Le réalisateur Jean-Jacques Zilbermann se confie.

 

Chaque année, ma mère nous annonçait :
"Je vais à Auschwitz-les-Bains."
Et cela nous faisait rire.

 

À la vie est une fiction intimement liée à mon histoire personnelle. Je suis né dans une famille où j’ai eu la chance d’avoir trois mamans : Irène, qui était ma vraie mère, mais il y avait aussi Paulette et Annie, ses deux amies de déportation. Elles s’étaient rencontrées à Auschwitz, en 1944, dans le malheur. Elles s’étaient serré les coudes et l’union faisant la force, elles avaient survécu.

 

Après la guerre, les trois femmes s’étaient mariées, chacune de leur côté, mais toutes les trois avec un ancien déporté. Elles avaient changé de nom et s’étaient perdues de vue à la suite de nombreux déménagements. Ce n’est que vingt-cinq ans plus tard qu’elles s’étaient retrouvées.

 

Elles étaient comme trois soeurs. Maman habitait Paris, Paulette Montréal et Annie Amsterdam. Tous les ans, elles partaient en vacances ensemble pour quelques jours, au bord de la mer, sans leurs maris, sans leurs enfants. Elles avaient tellement à partager !


À la fin des années 1980, j’ai pris une caméra et je suis parti les rejoindre. Je me disais que ces trois femmes étaient des survivantes mais que cela ne les rendait pas pour autant éternelles. C’est pourquoi j’ai réalisé un documentaire, Irène et ses soeurs, qui est devenu avec le temps notre film de famille.

 

Aujourd’hui elles ne sont plus là et je me sens libre de raconter cette histoire de fraternité, ou devrais-je dire de sororité, avec les moyens de la fiction. Pour écrire ce film, je me suis appuyé sur leurs témoignages et sur ceux d’autres survivants. Bien sûr, il y a une grande part d’imagination, mais tout ce qui a trait à Auschwitz est vrai.


J’ai grandi parmi toutes les images de la déportation. Elles étaient là, partout, dans les livres qui traînaient au salon, sur la table de la cuisine... Maman disait toujours : « On ne doit pas avoir peur de regarder l’horreur. Ça n’a de toute façon rien à voir avec le fait de la vivre. » J’ai été le témoin privilégié de la résurrection de ces trois femmes. Quand elles étaient ensemble et qu’elles se racontaient leur déportation, elles n’avaient pas toutes la même mémoire des choses. Souvent, elles se disputaient mais très vite, elles se mettaient à rire. Elles étaient très joyeuses et je me suis toujours dit que c’est probablement grâce à ça qu’elles avaient survécu.

 

 

En écrivant ce scénario, j’avais toujours en tête cette phrase de Simone Weil : "Aujourd’hui encore, le camp nourrit notre esprit et je dirais presque notre bavardage, parce que de façon tout à fait extraordinaire, quand nous parlons du camp, nous"sommes obligés d’en rire pour ne pas en pleurer". Quand ma mère partait l’été rejoindre ses copines de déportation au bord de la mer et que mon père, un peu jaloux, lui demandait où elle allait, elle répondait toujours : "À Auschwitz-les-Bains !" et ça nous faisait rire tous les trois. C’est de cet humour des survivants que j’ai voulu nourrir le film. Je sais aussi qu’elles chantaient à Auschwitz quand il arrivait qu’elles soient sans surveillance. Au camp, elles avaient gardé la mémoire de ces chansons yiddish, les chansons qu’elles avaient apprises de leurs mères et qu’elles chantaient pour se donner la force de vivre. Ces mélodies accompagnent le film.

------------

- [OBJECTIF 1]: Reproduisez le passage du témoignage du réalisateur compris entre « Après la guerre, les » et « film de famille. », ces deux segments inclus.
- [OBJECTIF 2]: D'après le témoignage du réalisateur, dans quelle ville habitait chacune des trois amies, Irène, Paulette et Annie ?

- [MATÉRIEL FOURNI]:

------------

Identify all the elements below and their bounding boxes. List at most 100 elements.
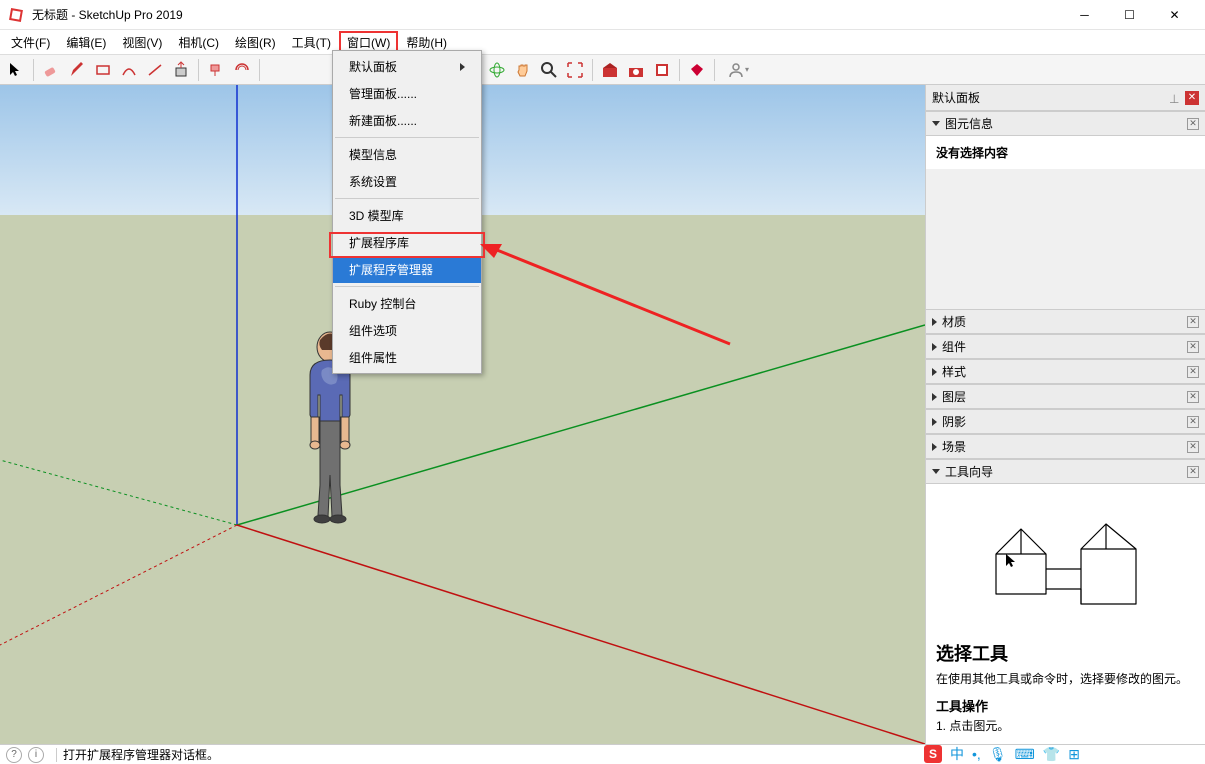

------------

- [RÉSULTAT ATTENDU 1]:
Après la guerre, les trois femmes s’étaient mariées, chacune de leur côté, mais toutes les trois avec un ancien déporté. Elles avaient changé de nom et s’étaient perdues de vue à la suite de nombreux déménagements. Ce n’est que vingt-cinq ans plus tard qu’elles s’étaient retrouvées.

 

Elles étaient comme trois soeurs. Maman habitait Paris, Paulette Montréal et Annie Amsterdam. Tous les ans, elles partaient en vacances ensemble pour quelques jours, au bord de la mer, sans leurs maris, sans leurs enfants. Elles avaient tellement à partager !


À la fin des années 1980, j’ai pris une caméra et je suis parti les rejoindre. Je me disais que ces trois femmes étaient des survivantes mais que cela ne les rendait pas pour autant éternelles. C’est pourquoi j’ai réalisé un documentaire, Irène et ses soeurs, qui est devenu avec le temps notre film de famille.

- [RÉSULTAT ATTENDU 2]: Irène habitait Paris, Paulette Montréal et Annie Amsterdam.